[SET TASK]
Omit the images, then output each of the records below exactly.

[LISTED RECORDS]
============

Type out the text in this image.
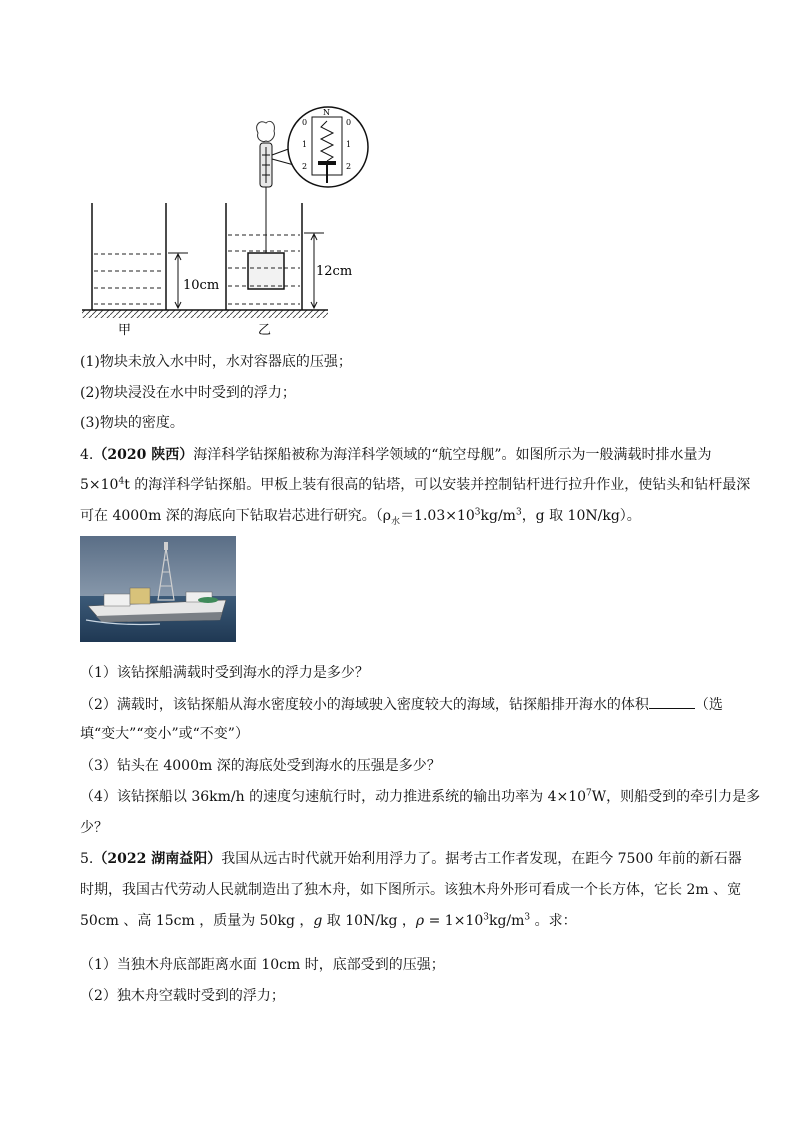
10cm
甲
12cm
乙
N
0
1
2
0
1
2
(1)物块未放入水中时，水对容器底的压强；
(2)物块浸没在水中时受到的浮力；
(3)物块的密度。
4.（2020 陕西）海洋科学钻探船被称为海洋科学领域的“航空母舰”。如图所示为一般满载时排水量为
$5\times 10^4t$ 的海洋科学钻探船。甲板上装有很高的钻塔，可以安装并控制钻杆进行拉升作业，使钻头和钻杆最深
可在 4000m 深的海底向下钻取岩芯进行研究。（$\rho_水=1.03\times 10^3kg/m^3$，g 取 10N/kg）。
（1）该钻探船满载时受到海水的浮力是多少？
（2）满载时，该钻探船从海水密度较小的海域驶入密度较大的海域，钻探船排开海水的体积	（选
填“变大”“变小”或“不变”）
（3）钻头在 4000m 深的海底处受到海水的压强是多少？
（4）该钻探船以 36km/h 的速度匀速航行时，动力推进系统的输出功率为 $4\times 10^7W$，则船受到的牵引力是多
少？
5.（2022 湖南益阳）我国从远古时代就开始利用浮力了。据考古工作者发现，在距今 7500 年前的新石器
时期，我国古代劳动人民就制造出了独木舟，如下图所示。该独木舟外形可看成一个长方体，它长 2m 、宽
50cm 、高 15cm ，质量为 50kg ，g 取 10N/kg ，$\rho = 1\times 10^3kg/m^3$ 。求：
（1）当独木舟底部距离水面 10cm 时，底部受到的压强；
（2）独木舟空载时受到的浮力；
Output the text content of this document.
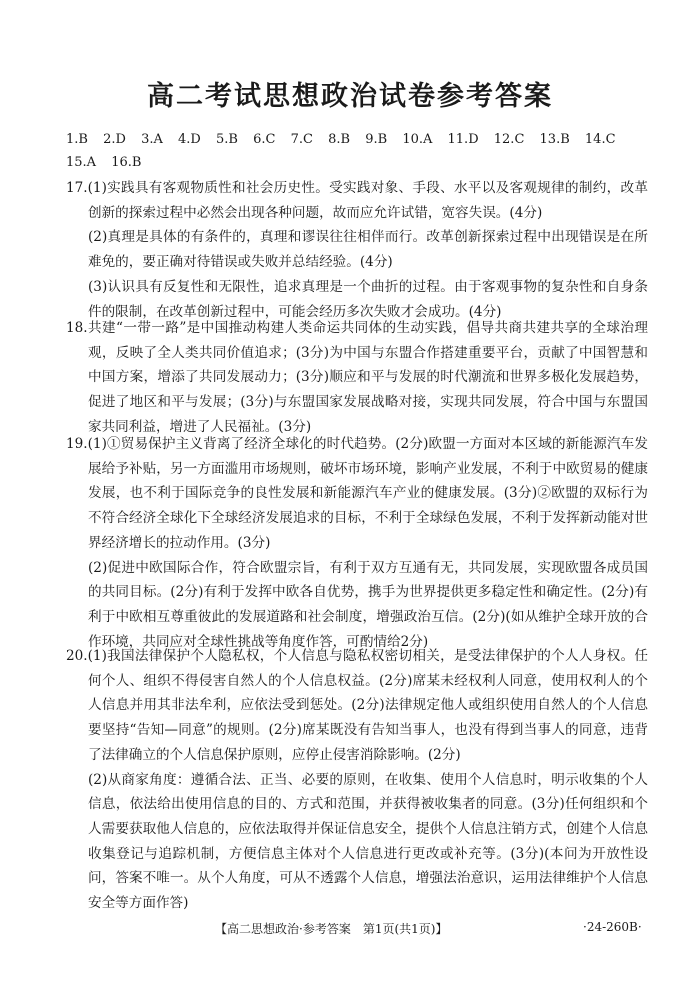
高二考试思想政治试卷参考答案
1.B 2.D 3.A 4.D 5.B 6.C 7.C 8.B 9.B 10.A 11.D 12.C 13.B 14.C
15.A 16.B

17.(1)实践具有客观物质性和社会历史性。受实践对象、手段、水平以及客观规律的制约，改革创新的探索过程中必然会出现各种问题，故而应允许试错，宽容失误。(4分)

(2)真理是具体的有条件的，真理和谬误往往相伴而行。改革创新探索过程中出现错误是在所难免的，要正确对待错误或失败并总结经验。(4分)

(3)认识具有反复性和无限性，追求真理是一个曲折的过程。由于客观事物的复杂性和自身条件的限制，在改革创新过程中，可能会经历多次失败才会成功。(4分)

18.共建“一带一路”是中国推动构建人类命运共同体的生动实践，倡导共商共建共享的全球治理观，反映了全人类共同价值追求；(3分)为中国与东盟合作搭建重要平台，贡献了中国智慧和中国方案，增添了共同发展动力；(3分)顺应和平与发展的时代潮流和世界多极化发展趋势，促进了地区和平与发展；(3分)与东盟国家发展战略对接，实现共同发展，符合中国与东盟国家共同利益，增进了人民福祉。(3分)

19.(1)①贸易保护主义背离了经济全球化的时代趋势。(2分)欧盟一方面对本区域的新能源汽车发展给予补贴，另一方面滥用市场规则，破坏市场环境，影响产业发展，不利于中欧贸易的健康发展，也不利于国际竞争的良性发展和新能源汽车产业的健康发展。(3分)②欧盟的双标行为不符合经济全球化下全球经济发展追求的目标，不利于全球绿色发展，不利于发挥新动能对世界经济增长的拉动作用。(3分)

(2)促进中欧国际合作，符合欧盟宗旨，有利于双方互通有无，共同发展，实现欧盟各成员国的共同目标。(2分)有利于发挥中欧各自优势，携手为世界提供更多稳定性和确定性。(2分)有利于中欧相互尊重彼此的发展道路和社会制度，增强政治互信。(2分)(如从维护全球开放的合作环境，共同应对全球性挑战等角度作答，可酌情给2分)

20.(1)我国法律保护个人隐私权，个人信息与隐私权密切相关，是受法律保护的个人人身权。任何个人、组织不得侵害自然人的个人信息权益。(2分)席某未经权利人同意，使用权利人的个人信息并用其非法牟利，应依法受到惩处。(2分)法律规定他人或组织使用自然人的个人信息要坚持“告知—同意”的规则。(2分)席某既没有告知当事人，也没有得到当事人的同意，违背了法律确立的个人信息保护原则，应停止侵害消除影响。(2分)

(2)从商家角度：遵循合法、正当、必要的原则，在收集、使用个人信息时，明示收集的个人信息，依法给出使用信息的目的、方式和范围，并获得被收集者的同意。(3分)任何组织和个人需要获取他人信息的，应依法取得并保证信息安全，提供个人信息注销方式，创建个人信息收集登记与追踪机制，方便信息主体对个人信息进行更改或补充等。(3分)(本问为开放性设问，答案不唯一。从个人角度，可从不透露个人信息，增强法治意识，运用法律维护个人信息安全等方面作答)

【高二思想政治·参考答案　第1页(共1页)】	·24-260B·
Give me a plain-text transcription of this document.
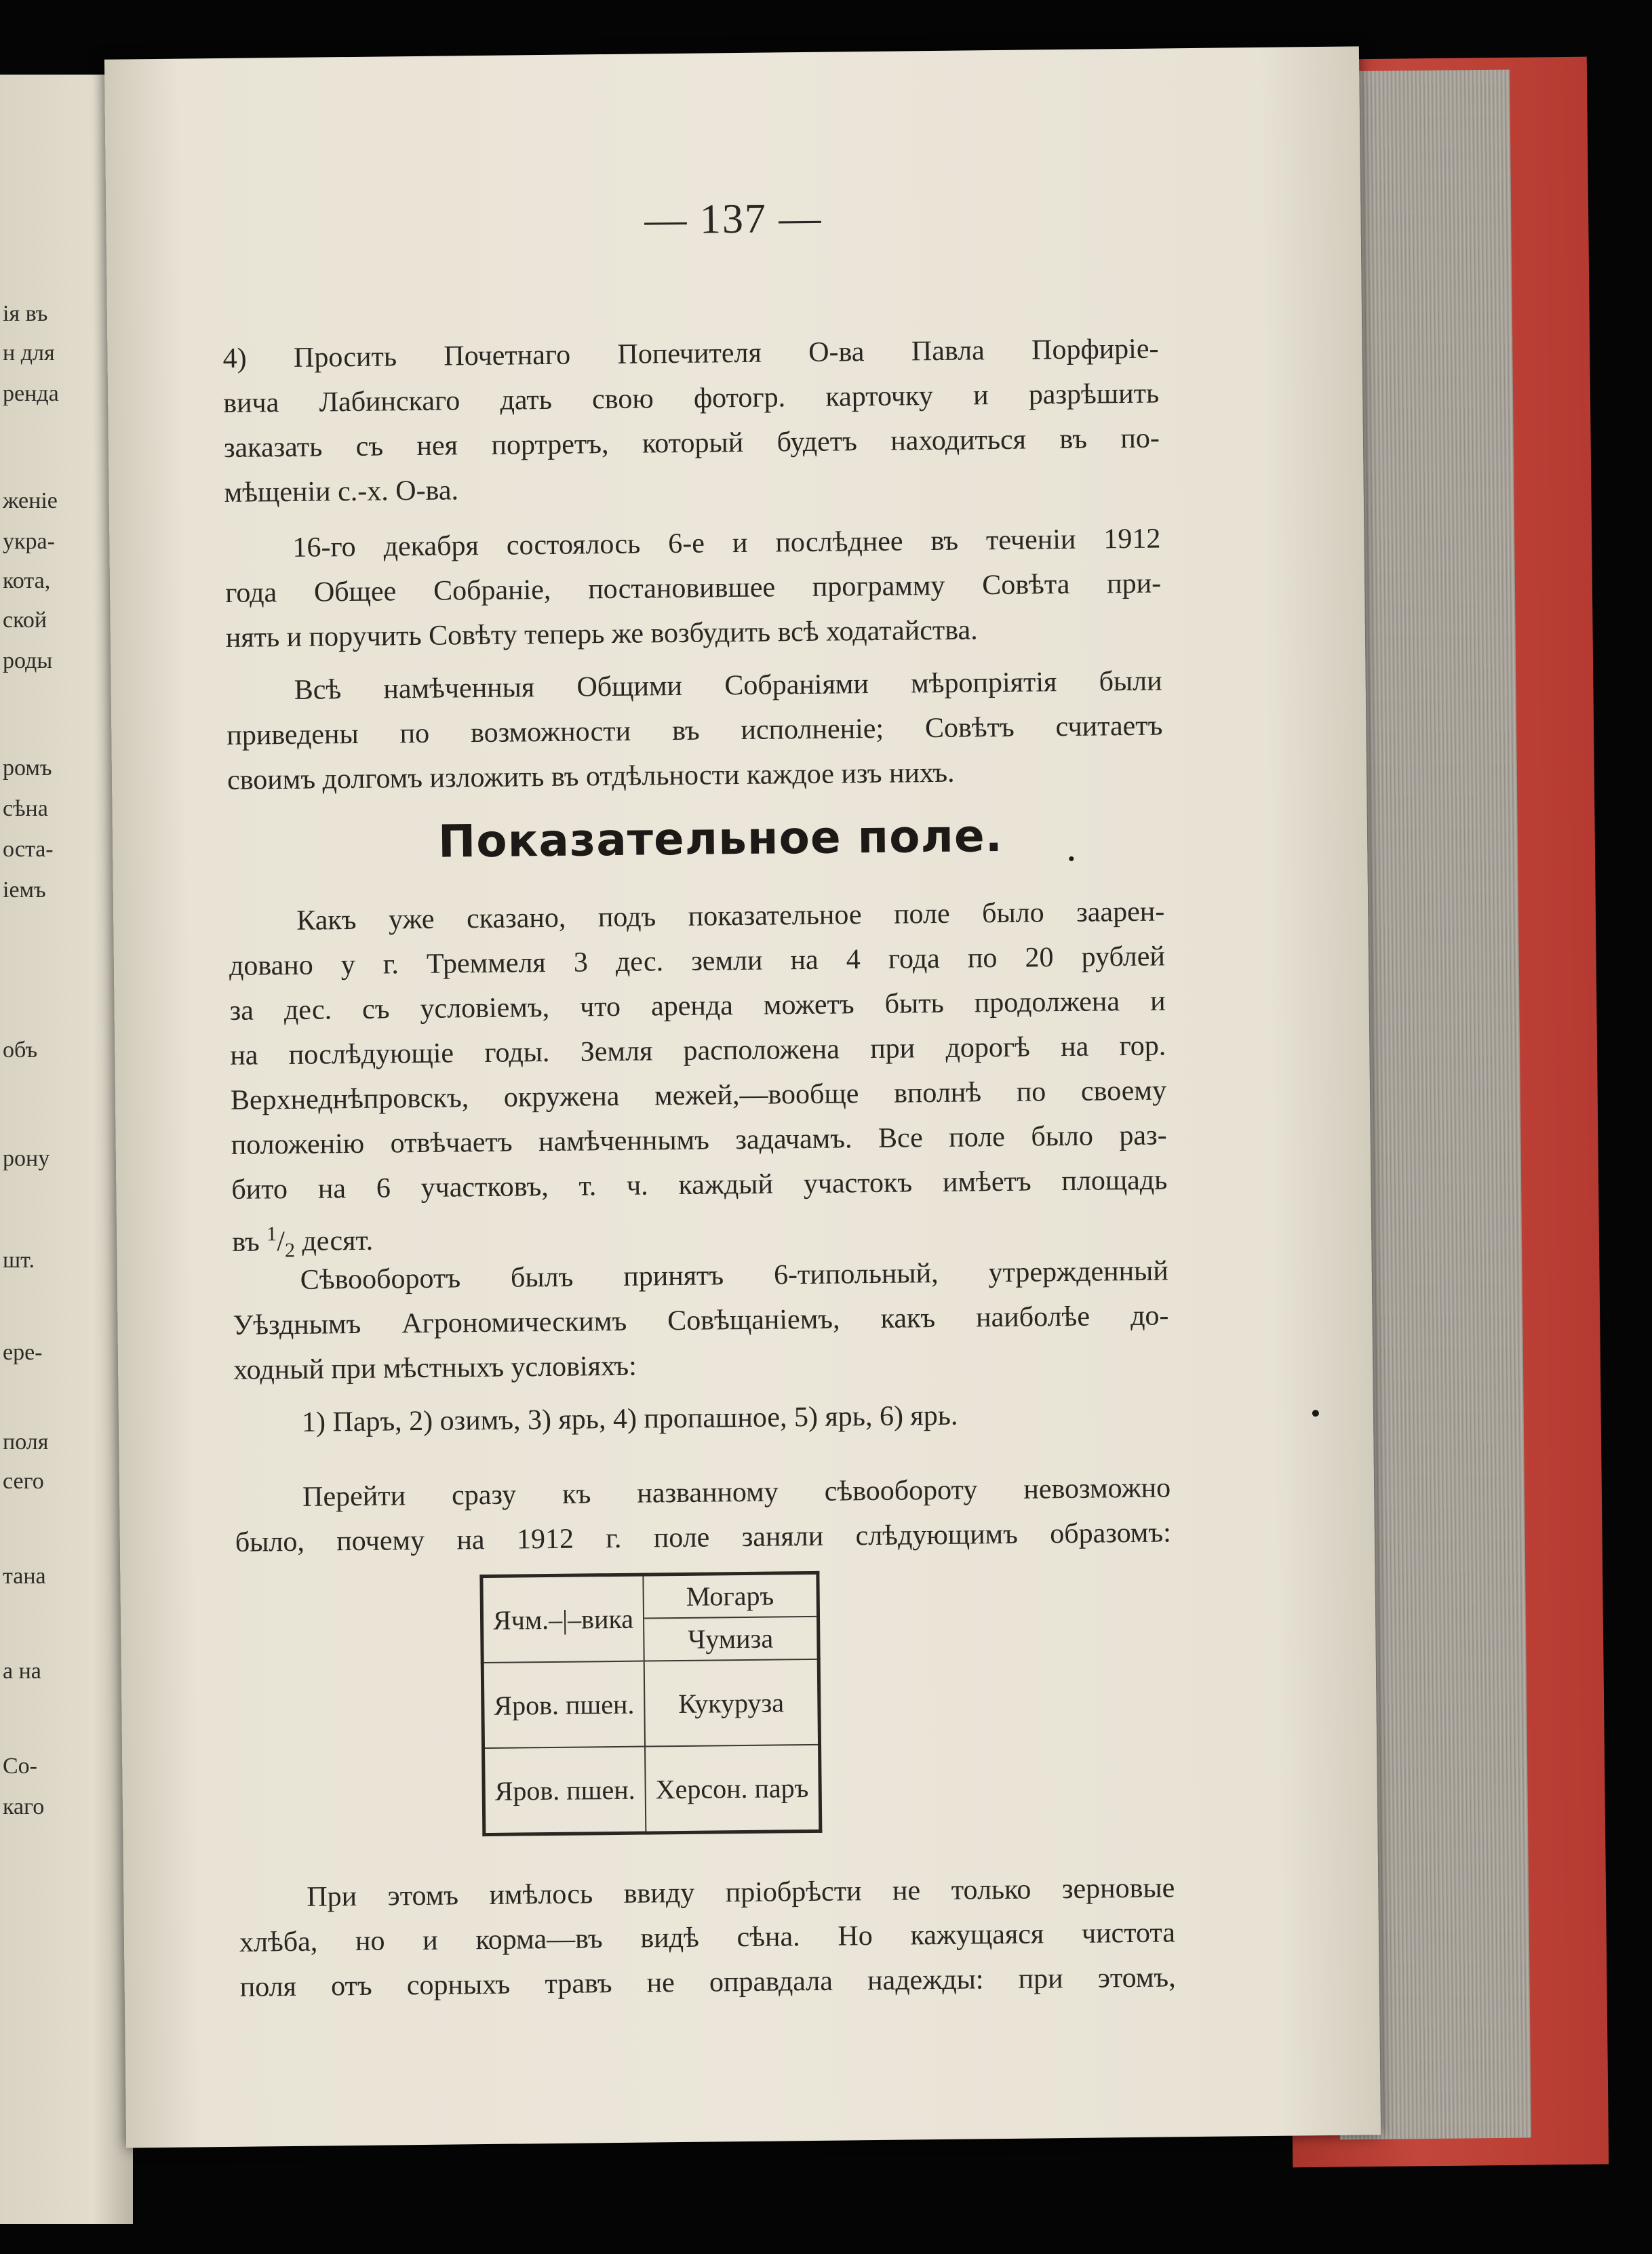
ія въ
н для
ренда
женіе
укра-
кота,
ской
роды
ромъ
сѣна
оста-
іемъ
объ
рону
шт.
ере-
поля
сего
тана
а на
Со-
каго
— 137 —
4) Просить Почетнаго Попечителя О-ва Павла Порфиріе-
вича Лабинскаго дать свою фотогр. карточку и разрѣшить
заказать съ нея портретъ, который будетъ находиться въ по-
мѣщеніи с.-х. О-ва.
16-го декабря состоялось 6-е и послѣднее въ теченіи 1912
года Общее Собраніе, постановившее программу Совѣта при-
нять и поручить Совѣту теперь же возбудить всѣ ходатайства.
Всѣ намѣченныя Общими Собраніями мѣропріятія были
приведены по возможности въ исполненіе; Совѣтъ считаетъ
своимъ долгомъ изложить въ отдѣльности каждое изъ нихъ.
Показательное поле.
Какъ уже сказано, подъ показательное поле было заарен-
довано у г. Треммеля 3 дес. земли на 4 года по 20 рублей
за дес. съ условіемъ, что аренда можетъ быть продолжена и
на послѣдующіе годы. Земля расположена при дорогѣ на гор.
Верхнеднѣпровскъ, окружена межей,—вообще вполнѣ по своему
положенію отвѣчаетъ намѣченнымъ задачамъ. Все поле было раз-
бито на 6 участковъ, т. ч. каждый участокъ имѣетъ площадь
въ $^1/_2$ десят.
Сѣвооборотъ былъ принятъ 6-типольный, утрержденный
Уѣзднымъ Агрономическимъ Совѣщаніемъ, какъ наиболѣе до-
ходный при мѣстныхъ условіяхъ:
1) Паръ, 2) озимъ, 3) ярь, 4) пропашное, 5) ярь, 6) ярь.
Перейти сразу къ названному сѣвообороту невозможно
было, почему на 1912 г. поле заняли слѣдующимъ образомъ:
Ячм.–|–вика	Могаръ
Чумиза

Яров. пшен.	Кукуруза
Яров. пшен.	Херсон. паръ
При этомъ имѣлось ввиду пріобрѣсти не только зерновые
хлѣба, но и корма—въ видѣ сѣна. Но кажущаяся чистота
поля отъ сорныхъ травъ не оправдала надежды: при этомъ,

============

[SOLUTION TO THIS PROBLEM]
Type out the text in this image.
10cm
甲
12cm
乙
N
0
1
2
0
1
2
(1)物块未放入水中时，水对容器底的压强；
(2)物块浸没在水中时受到的浮力；
(3)物块的密度。
4.（2020 陕西）海洋科学钻探船被称为海洋科学领域的“航空母舰”。如图所示为一般满载时排水量为
$5\times 10^4t$ 的海洋科学钻探船。甲板上装有很高的钻塔，可以安装并控制钻杆进行拉升作业，使钻头和钻杆最深
可在 4000m 深的海底向下钻取岩芯进行研究。（$\rho_水=1.03\times 10^3kg/m^3$，g 取 10N/kg）。
（1）该钻探船满载时受到海水的浮力是多少？
（2）满载时，该钻探船从海水密度较小的海域驶入密度较大的海域，钻探船排开海水的体积	（选
填“变大”“变小”或“不变”）
（3）钻头在 4000m 深的海底处受到海水的压强是多少？
（4）该钻探船以 36km/h 的速度匀速航行时，动力推进系统的输出功率为 $4\times 10^7W$，则船受到的牵引力是多
少？
5.（2022 湖南益阳）我国从远古时代就开始利用浮力了。据考古工作者发现，在距今 7500 年前的新石器
时期，我国古代劳动人民就制造出了独木舟，如下图所示。该独木舟外形可看成一个长方体，它长 2m 、宽
50cm 、高 15cm ，质量为 50kg ，g 取 10N/kg ，$\rho = 1\times 10^3kg/m^3$ 。求：
（1）当独木舟底部距离水面 10cm 时，底部受到的压强；
（2）独木舟空载时受到的浮力；
Output the text content of this document.
高二考试思想政治试卷参考答案
1.B 2.D 3.A 4.D 5.B 6.C 7.C 8.B 9.B 10.A 11.D 12.C 13.B 14.C
15.A 16.B

17.(1)实践具有客观物质性和社会历史性。受实践对象、手段、水平以及客观规律的制约，改革创新的探索过程中必然会出现各种问题，故而应允许试错，宽容失误。(4分)

(2)真理是具体的有条件的，真理和谬误往往相伴而行。改革创新探索过程中出现错误是在所难免的，要正确对待错误或失败并总结经验。(4分)

(3)认识具有反复性和无限性，追求真理是一个曲折的过程。由于客观事物的复杂性和自身条件的限制，在改革创新过程中，可能会经历多次失败才会成功。(4分)

18.共建“一带一路”是中国推动构建人类命运共同体的生动实践，倡导共商共建共享的全球治理观，反映了全人类共同价值追求；(3分)为中国与东盟合作搭建重要平台，贡献了中国智慧和中国方案，增添了共同发展动力；(3分)顺应和平与发展的时代潮流和世界多极化发展趋势，促进了地区和平与发展；(3分)与东盟国家发展战略对接，实现共同发展，符合中国与东盟国家共同利益，增进了人民福祉。(3分)

19.(1)①贸易保护主义背离了经济全球化的时代趋势。(2分)欧盟一方面对本区域的新能源汽车发展给予补贴，另一方面滥用市场规则，破坏市场环境，影响产业发展，不利于中欧贸易的健康发展，也不利于国际竞争的良性发展和新能源汽车产业的健康发展。(3分)②欧盟的双标行为不符合经济全球化下全球经济发展追求的目标，不利于全球绿色发展，不利于发挥新动能对世界经济增长的拉动作用。(3分)

(2)促进中欧国际合作，符合欧盟宗旨，有利于双方互通有无，共同发展，实现欧盟各成员国的共同目标。(2分)有利于发挥中欧各自优势，携手为世界提供更多稳定性和确定性。(2分)有利于中欧相互尊重彼此的发展道路和社会制度，增强政治互信。(2分)(如从维护全球开放的合作环境，共同应对全球性挑战等角度作答，可酌情给2分)

20.(1)我国法律保护个人隐私权，个人信息与隐私权密切相关，是受法律保护的个人人身权。任何个人、组织不得侵害自然人的个人信息权益。(2分)席某未经权利人同意，使用权利人的个人信息并用其非法牟利，应依法受到惩处。(2分)法律规定他人或组织使用自然人的个人信息要坚持“告知—同意”的规则。(2分)席某既没有告知当事人，也没有得到当事人的同意，违背了法律确立的个人信息保护原则，应停止侵害消除影响。(2分)

(2)从商家角度：遵循合法、正当、必要的原则，在收集、使用个人信息时，明示收集的个人信息，依法给出使用信息的目的、方式和范围，并获得被收集者的同意。(3分)任何组织和个人需要获取他人信息的，应依法取得并保证信息安全，提供个人信息注销方式，创建个人信息收集登记与追踪机制，方便信息主体对个人信息进行更改或补充等。(3分)(本问为开放性设问，答案不唯一。从个人角度，可从不透露个人信息，增强法治意识，运用法律维护个人信息安全等方面作答)

【高二思想政治·参考答案　第1页(共1页)】	·24-260B·
Give me a plain-text transcription of this document.
ія въ
н для
ренда
женіе
укра-
кота,
ской
роды
ромъ
сѣна
оста-
іемъ
объ
рону
шт.
ере-
поля
сего
тана
а на
Со-
каго
— 137 —
4) Просить Почетнаго Попечителя О-ва Павла Порфиріе-
вича Лабинскаго дать свою фотогр. карточку и разрѣшить
заказать съ нея портретъ, который будетъ находиться въ по-
мѣщеніи с.-х. О-ва.
16-го декабря состоялось 6-е и послѣднее въ теченіи 1912
года Общее Собраніе, постановившее программу Совѣта при-
нять и поручить Совѣту теперь же возбудить всѣ ходатайства.
Всѣ намѣченныя Общими Собраніями мѣропріятія были
приведены по возможности въ исполненіе; Совѣтъ считаетъ
своимъ долгомъ изложить въ отдѣльности каждое изъ нихъ.
Показательное поле.
Какъ уже сказано, подъ показательное поле было заарен-
довано у г. Треммеля 3 дес. земли на 4 года по 20 рублей
за дес. съ условіемъ, что аренда можетъ быть продолжена и
на послѣдующіе годы. Земля расположена при дорогѣ на гор.
Верхнеднѣпровскъ, окружена межей,—вообще вполнѣ по своему
положенію отвѣчаетъ намѣченнымъ задачамъ. Все поле было раз-
бито на 6 участковъ, т. ч. каждый участокъ имѣетъ площадь
въ $^1/_2$ десят.
Сѣвооборотъ былъ принятъ 6-типольный, утрержденный
Уѣзднымъ Агрономическимъ Совѣщаніемъ, какъ наиболѣе до-
ходный при мѣстныхъ условіяхъ:
1) Паръ, 2) озимъ, 3) ярь, 4) пропашное, 5) ярь, 6) ярь.
Перейти сразу къ названному сѣвообороту невозможно
было, почему на 1912 г. поле заняли слѣдующимъ образомъ:
Ячм.–|–вика	Могаръ
Чумиза

Яров. пшен.	Кукуруза
Яров. пшен.	Херсон. паръ
При этомъ имѣлось ввиду пріобрѣсти не только зерновые
хлѣба, но и корма—въ видѣ сѣна. Но кажущаяся чистота
поля отъ сорныхъ травъ не оправдала надежды: при этомъ,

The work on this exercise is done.